**SELECTED PASSAGE:**

Many plans specify the plan year. When a short plan year applies, these plans must limit their plan compensation to the short period. That usually means: 

  • Smaller annual contributions for plan participants
  • A special compensation calculation for employers

These outcomes are often an unwelcome surprise for business owners when they apply. 

401(a)(17) Limit

401(k) plans cannot base contributions on compensation that exceeds the IRC Section 401(a)(17) limit in effect for the plan year. The compensation used for nondiscrimination testing purposes must also be capped by this limit. For 2024, the limit is $345,000.

The 401(a)(17) limit applies for a 12-month period. When plan compensation is based on a short plan year, the 401(a)(17) limit must be prorated based on the number of months in that year.

For example, the 401(a)(17) compensation limit for a short plan year spanning October 1, 2024 to December 31, 2024 would be $86,250 ($345,000 * (3/12)).

In general, a prorated 401(a)(17) limit makes nondiscrimination tests harder to pass – which means lower contributions for Highly-Compensated Employees (HCEs).

415(c) Limit

IRC Section 415(c) limits the total contributions a 401(k) plan can make to each plan participant during the “limitation year.” For 2024, the 415(c) contribution limit is the lesser of: 1) $69,000 ($76,500 for catch-eligible participants), or 2) 100% of gross compensation.

Many 401(k) plans define the limitation year as the plan year. When a short plan year applies, these plans must prorate the 415(c) contribution limit based on the number of months in the year.

For example, the 415(c) contribution limit for a short limitation year spanning October 1, 2024 to December 31, 2024 would be $17,250 ($69,000 * (3/12)).

While it’s not difficult to avoid a prorated 415(c) limit when a short plan year applies – a plan just needs to define the limitation year as something different than the plan year – it’s one more thing to think about.

Employee Eligibility

401(k) plans have two options for measuring employee service for plan eligibility purposes - elapsed time and counting hours. As their names imply, the elapsed time method measures time, while the counting hours method measures hours worked (usually within a specified period).

In general, a short plan year won’t affect either method because 401(k) plans can’t disregard service earned prior to their effective date for eligibility purposes.

Contribution Vesting

Like eligibility, 401(k) plans can measure years of service for contribution vesting purposes using the elapsed time or counting hours method.

**Data extracted from a collection:**
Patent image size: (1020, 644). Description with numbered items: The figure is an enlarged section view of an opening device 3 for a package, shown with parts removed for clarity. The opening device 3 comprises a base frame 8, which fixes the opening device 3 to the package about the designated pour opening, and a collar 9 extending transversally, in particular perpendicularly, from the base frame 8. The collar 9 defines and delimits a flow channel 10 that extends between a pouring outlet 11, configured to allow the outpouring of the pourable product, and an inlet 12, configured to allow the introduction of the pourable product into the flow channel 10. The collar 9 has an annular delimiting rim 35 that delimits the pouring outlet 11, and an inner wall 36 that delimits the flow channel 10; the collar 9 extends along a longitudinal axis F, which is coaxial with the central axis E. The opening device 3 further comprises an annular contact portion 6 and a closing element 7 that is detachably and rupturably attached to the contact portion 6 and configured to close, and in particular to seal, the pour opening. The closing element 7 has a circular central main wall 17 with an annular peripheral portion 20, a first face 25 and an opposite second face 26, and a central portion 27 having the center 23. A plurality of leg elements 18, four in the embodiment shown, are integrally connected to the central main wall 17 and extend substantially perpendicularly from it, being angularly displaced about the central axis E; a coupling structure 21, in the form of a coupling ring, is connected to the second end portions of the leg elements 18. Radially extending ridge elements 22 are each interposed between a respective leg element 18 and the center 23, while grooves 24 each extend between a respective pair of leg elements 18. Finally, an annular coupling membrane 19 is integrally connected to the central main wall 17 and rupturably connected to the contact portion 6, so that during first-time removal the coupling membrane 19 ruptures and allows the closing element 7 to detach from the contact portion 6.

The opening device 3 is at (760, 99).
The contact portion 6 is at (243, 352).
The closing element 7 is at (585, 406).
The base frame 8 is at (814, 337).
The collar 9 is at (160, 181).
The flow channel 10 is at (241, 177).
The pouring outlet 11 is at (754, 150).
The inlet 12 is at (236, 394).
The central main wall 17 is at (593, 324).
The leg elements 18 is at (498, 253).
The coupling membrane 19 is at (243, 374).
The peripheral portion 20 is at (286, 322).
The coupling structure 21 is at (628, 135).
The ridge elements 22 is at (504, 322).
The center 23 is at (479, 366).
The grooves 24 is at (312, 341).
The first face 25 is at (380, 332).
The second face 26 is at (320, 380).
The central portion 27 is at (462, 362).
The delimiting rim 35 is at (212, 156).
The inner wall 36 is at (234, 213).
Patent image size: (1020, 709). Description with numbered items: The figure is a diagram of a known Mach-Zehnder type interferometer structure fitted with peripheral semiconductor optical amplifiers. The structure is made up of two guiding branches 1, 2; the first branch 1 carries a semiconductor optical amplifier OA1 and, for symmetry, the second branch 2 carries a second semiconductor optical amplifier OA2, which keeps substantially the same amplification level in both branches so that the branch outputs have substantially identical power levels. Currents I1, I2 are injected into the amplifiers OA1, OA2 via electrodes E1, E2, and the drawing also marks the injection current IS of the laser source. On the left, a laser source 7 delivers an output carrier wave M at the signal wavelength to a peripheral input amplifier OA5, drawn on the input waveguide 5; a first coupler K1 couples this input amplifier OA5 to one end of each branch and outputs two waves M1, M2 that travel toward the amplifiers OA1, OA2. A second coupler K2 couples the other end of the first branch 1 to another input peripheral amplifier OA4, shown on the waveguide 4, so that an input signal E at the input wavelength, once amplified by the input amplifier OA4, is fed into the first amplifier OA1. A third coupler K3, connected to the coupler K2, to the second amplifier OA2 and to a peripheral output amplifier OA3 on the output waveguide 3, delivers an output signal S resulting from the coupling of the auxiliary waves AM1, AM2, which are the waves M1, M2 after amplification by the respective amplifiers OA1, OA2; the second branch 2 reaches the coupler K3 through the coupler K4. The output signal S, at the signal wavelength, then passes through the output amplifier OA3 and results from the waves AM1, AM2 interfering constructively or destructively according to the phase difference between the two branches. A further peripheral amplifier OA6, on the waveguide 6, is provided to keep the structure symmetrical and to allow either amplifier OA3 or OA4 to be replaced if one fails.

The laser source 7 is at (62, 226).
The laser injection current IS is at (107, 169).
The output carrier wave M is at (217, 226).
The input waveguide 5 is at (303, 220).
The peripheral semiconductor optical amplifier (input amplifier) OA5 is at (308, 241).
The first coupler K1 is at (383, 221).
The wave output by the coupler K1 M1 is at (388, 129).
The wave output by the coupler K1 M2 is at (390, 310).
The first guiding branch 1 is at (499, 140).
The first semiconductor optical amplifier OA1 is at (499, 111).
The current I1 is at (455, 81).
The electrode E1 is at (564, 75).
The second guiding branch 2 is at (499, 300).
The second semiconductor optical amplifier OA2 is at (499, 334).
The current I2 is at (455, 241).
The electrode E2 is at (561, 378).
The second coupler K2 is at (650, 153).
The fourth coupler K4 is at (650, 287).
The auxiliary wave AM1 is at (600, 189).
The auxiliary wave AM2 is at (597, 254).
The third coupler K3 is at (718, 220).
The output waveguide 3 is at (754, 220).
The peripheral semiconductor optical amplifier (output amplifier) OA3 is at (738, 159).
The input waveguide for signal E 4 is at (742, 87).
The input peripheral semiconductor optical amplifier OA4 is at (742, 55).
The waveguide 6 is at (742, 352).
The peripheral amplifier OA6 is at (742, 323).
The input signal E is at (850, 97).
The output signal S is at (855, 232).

**TASK ITEM:**
From the passage above on short 401(k) plan years, copy the text from "Many 401(k) plans" up to and including "a specified period).".

**RESPONSE BELOW:**
Many 401(k) plans define the limitation year as the plan year. When a short plan year applies, these plans must prorate the 415(c) contribution limit based on the number of months in the year.

For example, the 415(c) contribution limit for a short limitation year spanning October 1, 2024 to December 31, 2024 would be $17,250 ($69,000 * (3/12)).

While it’s not difficult to avoid a prorated 415(c) limit when a short plan year applies – a plan just needs to define the limitation year as something different than the plan year – it’s one more thing to think about.

Employee Eligibility

401(k) plans have two options for measuring employee service for plan eligibility purposes - elapsed time and counting hours. As their names imply, the elapsed time method measures time, while the counting hours method measures hours worked (usually within a specified period).